## Raw records
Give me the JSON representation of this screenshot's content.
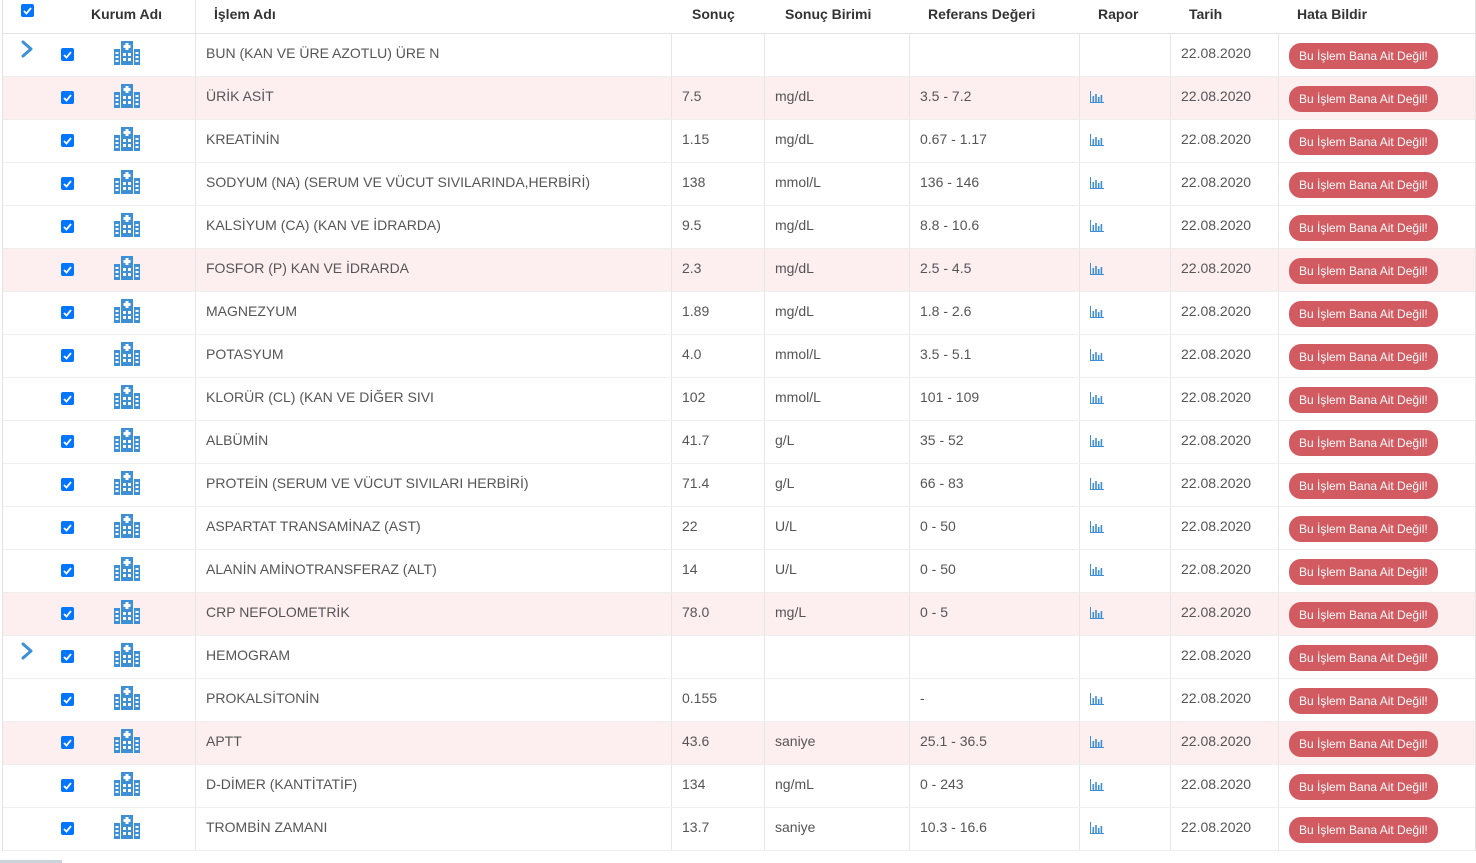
{
  "header": {
    "kurum": "Kurum Adı",
    "islem": "İşlem Adı",
    "sonuc": "Sonuç",
    "birim": "Sonuç Birimi",
    "referans": "Referans Değeri",
    "rapor": "Rapor",
    "tarih": "Tarih",
    "hata": "Hata Bildir"
  },
  "colors": {
    "checkbox": "#0075ff",
    "icon": "#3d8fd6",
    "button": "#d15b61",
    "abnormal_row": "#fdeef0"
  },
  "rows": [
    {
      "expand": true,
      "name": "BUN (KAN VE ÜRE AZOTLU) ÜRE N",
      "result": "",
      "unit": "",
      "ref": "",
      "chart": false,
      "date": "22.08.2020",
      "btn": "Bu İşlem Bana Ait Değil!",
      "abnormal": false
    },
    {
      "expand": false,
      "name": "ÜRİK ASİT",
      "result": "7.5",
      "unit": "mg/dL",
      "ref": "3.5 - 7.2",
      "chart": true,
      "date": "22.08.2020",
      "btn": "Bu İşlem Bana Ait Değil!",
      "abnormal": true
    },
    {
      "expand": false,
      "name": "KREATİNİN",
      "result": "1.15",
      "unit": "mg/dL",
      "ref": "0.67 - 1.17",
      "chart": true,
      "date": "22.08.2020",
      "btn": "Bu İşlem Bana Ait Değil!",
      "abnormal": false
    },
    {
      "expand": false,
      "name": "SODYUM (NA) (SERUM VE VÜCUT SIVILARINDA,HERBİRİ)",
      "result": "138",
      "unit": "mmol/L",
      "ref": "136 - 146",
      "chart": true,
      "date": "22.08.2020",
      "btn": "Bu İşlem Bana Ait Değil!",
      "abnormal": false
    },
    {
      "expand": false,
      "name": "KALSİYUM (CA) (KAN VE İDRARDA)",
      "result": "9.5",
      "unit": "mg/dL",
      "ref": "8.8 - 10.6",
      "chart": true,
      "date": "22.08.2020",
      "btn": "Bu İşlem Bana Ait Değil!",
      "abnormal": false
    },
    {
      "expand": false,
      "name": "FOSFOR (P) KAN VE İDRARDA",
      "result": "2.3",
      "unit": "mg/dL",
      "ref": "2.5 - 4.5",
      "chart": true,
      "date": "22.08.2020",
      "btn": "Bu İşlem Bana Ait Değil!",
      "abnormal": true
    },
    {
      "expand": false,
      "name": "MAGNEZYUM",
      "result": "1.89",
      "unit": "mg/dL",
      "ref": "1.8 - 2.6",
      "chart": true,
      "date": "22.08.2020",
      "btn": "Bu İşlem Bana Ait Değil!",
      "abnormal": false
    },
    {
      "expand": false,
      "name": "POTASYUM",
      "result": "4.0",
      "unit": "mmol/L",
      "ref": "3.5 - 5.1",
      "chart": true,
      "date": "22.08.2020",
      "btn": "Bu İşlem Bana Ait Değil!",
      "abnormal": false
    },
    {
      "expand": false,
      "name": "KLORÜR (CL) (KAN VE DİĞER SIVI",
      "result": "102",
      "unit": "mmol/L",
      "ref": "101 - 109",
      "chart": true,
      "date": "22.08.2020",
      "btn": "Bu İşlem Bana Ait Değil!",
      "abnormal": false
    },
    {
      "expand": false,
      "name": "ALBÜMİN",
      "result": "41.7",
      "unit": "g/L",
      "ref": "35 - 52",
      "chart": true,
      "date": "22.08.2020",
      "btn": "Bu İşlem Bana Ait Değil!",
      "abnormal": false
    },
    {
      "expand": false,
      "name": "PROTEİN (SERUM VE VÜCUT SIVILARI HERBİRİ)",
      "result": "71.4",
      "unit": "g/L",
      "ref": "66 - 83",
      "chart": true,
      "date": "22.08.2020",
      "btn": "Bu İşlem Bana Ait Değil!",
      "abnormal": false
    },
    {
      "expand": false,
      "name": "ASPARTAT TRANSAMİNAZ (AST)",
      "result": "22",
      "unit": "U/L",
      "ref": "0 - 50",
      "chart": true,
      "date": "22.08.2020",
      "btn": "Bu İşlem Bana Ait Değil!",
      "abnormal": false
    },
    {
      "expand": false,
      "name": "ALANİN AMİNOTRANSFERAZ (ALT)",
      "result": "14",
      "unit": "U/L",
      "ref": "0 - 50",
      "chart": true,
      "date": "22.08.2020",
      "btn": "Bu İşlem Bana Ait Değil!",
      "abnormal": false
    },
    {
      "expand": false,
      "name": "CRP NEFOLOMETRİK",
      "result": "78.0",
      "unit": "mg/L",
      "ref": "0 - 5",
      "chart": true,
      "date": "22.08.2020",
      "btn": "Bu İşlem Bana Ait Değil!",
      "abnormal": true
    },
    {
      "expand": true,
      "name": "HEMOGRAM",
      "result": "",
      "unit": "",
      "ref": "",
      "chart": false,
      "date": "22.08.2020",
      "btn": "Bu İşlem Bana Ait Değil!",
      "abnormal": false
    },
    {
      "expand": false,
      "name": "PROKALSİTONİN",
      "result": "0.155",
      "unit": "",
      "ref": "-",
      "chart": true,
      "date": "22.08.2020",
      "btn": "Bu İşlem Bana Ait Değil!",
      "abnormal": false
    },
    {
      "expand": false,
      "name": "APTT",
      "result": "43.6",
      "unit": "saniye",
      "ref": "25.1 - 36.5",
      "chart": true,
      "date": "22.08.2020",
      "btn": "Bu İşlem Bana Ait Değil!",
      "abnormal": true
    },
    {
      "expand": false,
      "name": "D-DİMER (KANTİTATİF)",
      "result": "134",
      "unit": "ng/mL",
      "ref": "0 - 243",
      "chart": true,
      "date": "22.08.2020",
      "btn": "Bu İşlem Bana Ait Değil!",
      "abnormal": false
    },
    {
      "expand": false,
      "name": "TROMBİN ZAMANI",
      "result": "13.7",
      "unit": "saniye",
      "ref": "10.3 - 16.6",
      "chart": true,
      "date": "22.08.2020",
      "btn": "Bu İşlem Bana Ait Değil!",
      "abnormal": false
    }
  ]
}
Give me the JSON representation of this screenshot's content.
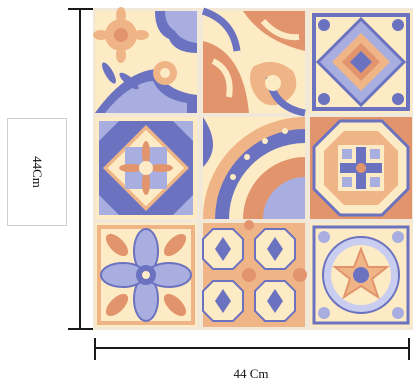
{
  "dimension_vertical": "44Cm",
  "dimension_horizontal": "44 Cm",
  "colors": {
    "cream": "#fcebc4",
    "peach": "#f0b586",
    "orange": "#e2956d",
    "blue": "#6b72c0",
    "lavender": "#a9aee0",
    "light_blue": "#c9cdef",
    "white": "#ffffff",
    "line": "#1a1a1a"
  },
  "tiles": [
    {
      "row": 1,
      "col": 1,
      "motif": "corner-flower"
    },
    {
      "row": 1,
      "col": 2,
      "motif": "orange-arabesque"
    },
    {
      "row": 1,
      "col": 3,
      "motif": "diamond-cross"
    },
    {
      "row": 2,
      "col": 1,
      "motif": "star-square"
    },
    {
      "row": 2,
      "col": 2,
      "motif": "fan-rosette"
    },
    {
      "row": 2,
      "col": 3,
      "motif": "octagon-cross"
    },
    {
      "row": 3,
      "col": 1,
      "motif": "petal-cross"
    },
    {
      "row": 3,
      "col": 2,
      "motif": "octagon-grid"
    },
    {
      "row": 3,
      "col": 3,
      "motif": "star-medallion"
    }
  ]
}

## Given problem
Leave out the pictures and give the listing above again exactly.

## Completed exercise
Give me the JSON representation of this screenshot's content.
{
  "header": {
    "kurum": "Kurum Adı",
    "islem": "İşlem Adı",
    "sonuc": "Sonuç",
    "birim": "Sonuç Birimi",
    "referans": "Referans Değeri",
    "rapor": "Rapor",
    "tarih": "Tarih",
    "hata": "Hata Bildir"
  },
  "colors": {
    "checkbox": "#0075ff",
    "icon": "#3d8fd6",
    "button": "#d15b61",
    "abnormal_row": "#fdeef0"
  },
  "rows": [
    {
      "expand": true,
      "name": "BUN (KAN VE ÜRE AZOTLU) ÜRE N",
      "result": "",
      "unit": "",
      "ref": "",
      "chart": false,
      "date": "22.08.2020",
      "btn": "Bu İşlem Bana Ait Değil!",
      "abnormal": false
    },
    {
      "expand": false,
      "name": "ÜRİK ASİT",
      "result": "7.5",
      "unit": "mg/dL",
      "ref": "3.5 - 7.2",
      "chart": true,
      "date": "22.08.2020",
      "btn": "Bu İşlem Bana Ait Değil!",
      "abnormal": true
    },
    {
      "expand": false,
      "name": "KREATİNİN",
      "result": "1.15",
      "unit": "mg/dL",
      "ref": "0.67 - 1.17",
      "chart": true,
      "date": "22.08.2020",
      "btn": "Bu İşlem Bana Ait Değil!",
      "abnormal": false
    },
    {
      "expand": false,
      "name": "SODYUM (NA) (SERUM VE VÜCUT SIVILARINDA,HERBİRİ)",
      "result": "138",
      "unit": "mmol/L",
      "ref": "136 - 146",
      "chart": true,
      "date": "22.08.2020",
      "btn": "Bu İşlem Bana Ait Değil!",
      "abnormal": false
    },
    {
      "expand": false,
      "name": "KALSİYUM (CA) (KAN VE İDRARDA)",
      "result": "9.5",
      "unit": "mg/dL",
      "ref": "8.8 - 10.6",
      "chart": true,
      "date": "22.08.2020",
      "btn": "Bu İşlem Bana Ait Değil!",
      "abnormal": false
    },
    {
      "expand": false,
      "name": "FOSFOR (P) KAN VE İDRARDA",
      "result": "2.3",
      "unit": "mg/dL",
      "ref": "2.5 - 4.5",
      "chart": true,
      "date": "22.08.2020",
      "btn": "Bu İşlem Bana Ait Değil!",
      "abnormal": true
    },
    {
      "expand": false,
      "name": "MAGNEZYUM",
      "result": "1.89",
      "unit": "mg/dL",
      "ref": "1.8 - 2.6",
      "chart": true,
      "date": "22.08.2020",
      "btn": "Bu İşlem Bana Ait Değil!",
      "abnormal": false
    },
    {
      "expand": false,
      "name": "POTASYUM",
      "result": "4.0",
      "unit": "mmol/L",
      "ref": "3.5 - 5.1",
      "chart": true,
      "date": "22.08.2020",
      "btn": "Bu İşlem Bana Ait Değil!",
      "abnormal": false
    },
    {
      "expand": false,
      "name": "KLORÜR (CL) (KAN VE DİĞER SIVI",
      "result": "102",
      "unit": "mmol/L",
      "ref": "101 - 109",
      "chart": true,
      "date": "22.08.2020",
      "btn": "Bu İşlem Bana Ait Değil!",
      "abnormal": false
    },
    {
      "expand": false,
      "name": "ALBÜMİN",
      "result": "41.7",
      "unit": "g/L",
      "ref": "35 - 52",
      "chart": true,
      "date": "22.08.2020",
      "btn": "Bu İşlem Bana Ait Değil!",
      "abnormal": false
    },
    {
      "expand": false,
      "name": "PROTEİN (SERUM VE VÜCUT SIVILARI HERBİRİ)",
      "result": "71.4",
      "unit": "g/L",
      "ref": "66 - 83",
      "chart": true,
      "date": "22.08.2020",
      "btn": "Bu İşlem Bana Ait Değil!",
      "abnormal": false
    },
    {
      "expand": false,
      "name": "ASPARTAT TRANSAMİNAZ (AST)",
      "result": "22",
      "unit": "U/L",
      "ref": "0 - 50",
      "chart": true,
      "date": "22.08.2020",
      "btn": "Bu İşlem Bana Ait Değil!",
      "abnormal": false
    },
    {
      "expand": false,
      "name": "ALANİN AMİNOTRANSFERAZ (ALT)",
      "result": "14",
      "unit": "U/L",
      "ref": "0 - 50",
      "chart": true,
      "date": "22.08.2020",
      "btn": "Bu İşlem Bana Ait Değil!",
      "abnormal": false
    },
    {
      "expand": false,
      "name": "CRP NEFOLOMETRİK",
      "result": "78.0",
      "unit": "mg/L",
      "ref": "0 - 5",
      "chart": true,
      "date": "22.08.2020",
      "btn": "Bu İşlem Bana Ait Değil!",
      "abnormal": true
    },
    {
      "expand": true,
      "name": "HEMOGRAM",
      "result": "",
      "unit": "",
      "ref": "",
      "chart": false,
      "date": "22.08.2020",
      "btn": "Bu İşlem Bana Ait Değil!",
      "abnormal": false
    },
    {
      "expand": false,
      "name": "PROKALSİTONİN",
      "result": "0.155",
      "unit": "",
      "ref": "-",
      "chart": true,
      "date": "22.08.2020",
      "btn": "Bu İşlem Bana Ait Değil!",
      "abnormal": false
    },
    {
      "expand": false,
      "name": "APTT",
      "result": "43.6",
      "unit": "saniye",
      "ref": "25.1 - 36.5",
      "chart": true,
      "date": "22.08.2020",
      "btn": "Bu İşlem Bana Ait Değil!",
      "abnormal": true
    },
    {
      "expand": false,
      "name": "D-DİMER (KANTİTATİF)",
      "result": "134",
      "unit": "ng/mL",
      "ref": "0 - 243",
      "chart": true,
      "date": "22.08.2020",
      "btn": "Bu İşlem Bana Ait Değil!",
      "abnormal": false
    },
    {
      "expand": false,
      "name": "TROMBİN ZAMANI",
      "result": "13.7",
      "unit": "saniye",
      "ref": "10.3 - 16.6",
      "chart": true,
      "date": "22.08.2020",
      "btn": "Bu İşlem Bana Ait Değil!",
      "abnormal": false
    }
  ]
}
Give me the JSON representation of this screenshot's content.
{
  "dimension_vertical": "44Cm",
  "dimension_horizontal": "44 Cm",
  "colors": {
    "cream": "#fcebc4",
    "peach": "#f0b586",
    "orange": "#e2956d",
    "blue": "#6b72c0",
    "lavender": "#a9aee0",
    "light_blue": "#c9cdef",
    "white": "#ffffff",
    "line": "#1a1a1a"
  },
  "tiles": [
    {
      "row": 1,
      "col": 1,
      "motif": "corner-flower"
    },
    {
      "row": 1,
      "col": 2,
      "motif": "orange-arabesque"
    },
    {
      "row": 1,
      "col": 3,
      "motif": "diamond-cross"
    },
    {
      "row": 2,
      "col": 1,
      "motif": "star-square"
    },
    {
      "row": 2,
      "col": 2,
      "motif": "fan-rosette"
    },
    {
      "row": 2,
      "col": 3,
      "motif": "octagon-cross"
    },
    {
      "row": 3,
      "col": 1,
      "motif": "petal-cross"
    },
    {
      "row": 3,
      "col": 2,
      "motif": "octagon-grid"
    },
    {
      "row": 3,
      "col": 3,
      "motif": "star-medallion"
    }
  ]
}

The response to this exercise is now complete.